▶ Set problem: Write the data out again exactly, dropping any images it holds.

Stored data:
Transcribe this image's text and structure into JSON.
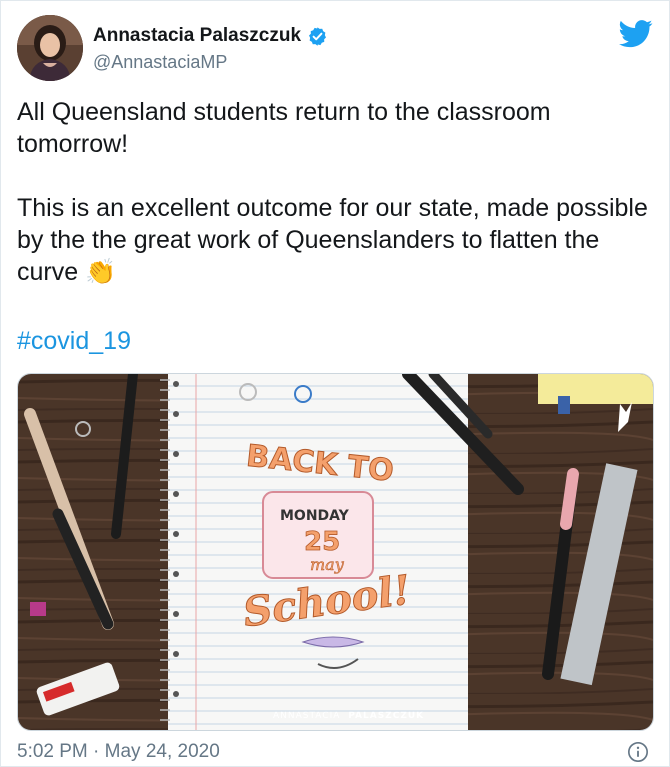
{
  "author": {
    "display_name": "Annastacia Palaszczuk",
    "handle": "@AnnastaciaMP"
  },
  "tweet": {
    "text": "All Queensland students return to the classroom tomorrow!\n\nThis is an excellent outcome for our state, made possible by the the great work of Queenslanders to flatten the curve 👏",
    "hashtag": "#covid_19",
    "timestamp": "5:02 PM · May 24, 2020"
  },
  "image": {
    "headline": "BACK TO",
    "day": "MONDAY",
    "date_number": "25",
    "month": "may",
    "footer": "School!",
    "watermark_first": "ANNASTACIA",
    "watermark_last": "PALASZCZUK"
  },
  "colors": {
    "brand": "#1da1f2",
    "hashtag": "#1b95e0",
    "verified": "#1da1f2",
    "wood": "#4a3528",
    "orange_lettering": "#f4a06c"
  },
  "icons": [
    "verified-icon",
    "twitter-bird-icon",
    "info-icon",
    "clap-emoji"
  ]
}
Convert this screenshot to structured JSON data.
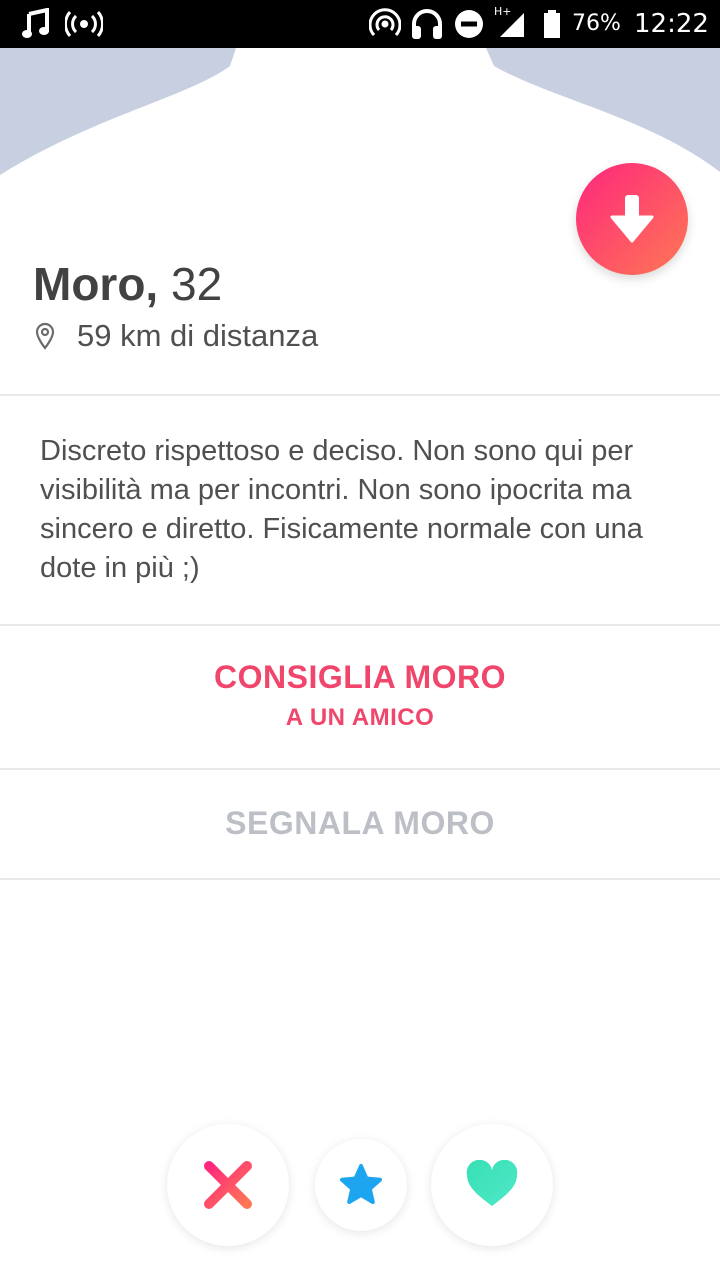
{
  "status_bar": {
    "battery_percent": "76%",
    "time": "12:22",
    "network": "H+",
    "icons": [
      "music-note-icon",
      "broadcast-icon",
      "hotspot-icon",
      "headphones-icon",
      "do-not-disturb-icon",
      "signal-icon",
      "battery-icon"
    ]
  },
  "profile": {
    "name": "Moro",
    "separator": ", ",
    "age": "32",
    "distance": "59 km di distanza",
    "bio": "Discreto rispettoso e deciso. Non sono qui per visibilità ma per incontri. Non sono ipocrita ma sincero e diretto. Fisicamente normale con una dote in più ;)"
  },
  "actions": {
    "share_line1": "CONSIGLIA MORO",
    "share_line2": "A UN AMICO",
    "report": "SEGNALA MORO"
  },
  "bottom_buttons": {
    "nope_icon": "close-icon",
    "super_like_icon": "star-icon",
    "like_icon": "heart-icon"
  },
  "colors": {
    "brand_gradient_start": "#fd267d",
    "brand_gradient_end": "#ff7854",
    "accent_text": "#f0466b",
    "muted_text": "#bcbfc6",
    "star_blue": "#1ea5f0",
    "heart_green": "#37e0b4",
    "photo_bg": "#c7cfe0"
  }
}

▶ Task solution:
Transcribe this image's text and structure into JSON.
{
  "author": {
    "display_name": "Annastacia Palaszczuk",
    "handle": "@AnnastaciaMP"
  },
  "tweet": {
    "text": "All Queensland students return to the classroom tomorrow!\n\nThis is an excellent outcome for our state, made possible by the the great work of Queenslanders to flatten the curve 👏",
    "hashtag": "#covid_19",
    "timestamp": "5:02 PM · May 24, 2020"
  },
  "image": {
    "headline": "BACK TO",
    "day": "MONDAY",
    "date_number": "25",
    "month": "may",
    "footer": "School!",
    "watermark_first": "ANNASTACIA",
    "watermark_last": "PALASZCZUK"
  },
  "colors": {
    "brand": "#1da1f2",
    "hashtag": "#1b95e0",
    "verified": "#1da1f2",
    "wood": "#4a3528",
    "orange_lettering": "#f4a06c"
  },
  "icons": [
    "verified-icon",
    "twitter-bird-icon",
    "info-icon",
    "clap-emoji"
  ]
}
Convert this screenshot to structured JSON data.
{
  "status_bar": {
    "battery_percent": "76%",
    "time": "12:22",
    "network": "H+",
    "icons": [
      "music-note-icon",
      "broadcast-icon",
      "hotspot-icon",
      "headphones-icon",
      "do-not-disturb-icon",
      "signal-icon",
      "battery-icon"
    ]
  },
  "profile": {
    "name": "Moro",
    "separator": ", ",
    "age": "32",
    "distance": "59 km di distanza",
    "bio": "Discreto rispettoso e deciso. Non sono qui per visibilità ma per incontri. Non sono ipocrita ma sincero e diretto. Fisicamente normale con una dote in più ;)"
  },
  "actions": {
    "share_line1": "CONSIGLIA MORO",
    "share_line2": "A UN AMICO",
    "report": "SEGNALA MORO"
  },
  "bottom_buttons": {
    "nope_icon": "close-icon",
    "super_like_icon": "star-icon",
    "like_icon": "heart-icon"
  },
  "colors": {
    "brand_gradient_start": "#fd267d",
    "brand_gradient_end": "#ff7854",
    "accent_text": "#f0466b",
    "muted_text": "#bcbfc6",
    "star_blue": "#1ea5f0",
    "heart_green": "#37e0b4",
    "photo_bg": "#c7cfe0"
  }
}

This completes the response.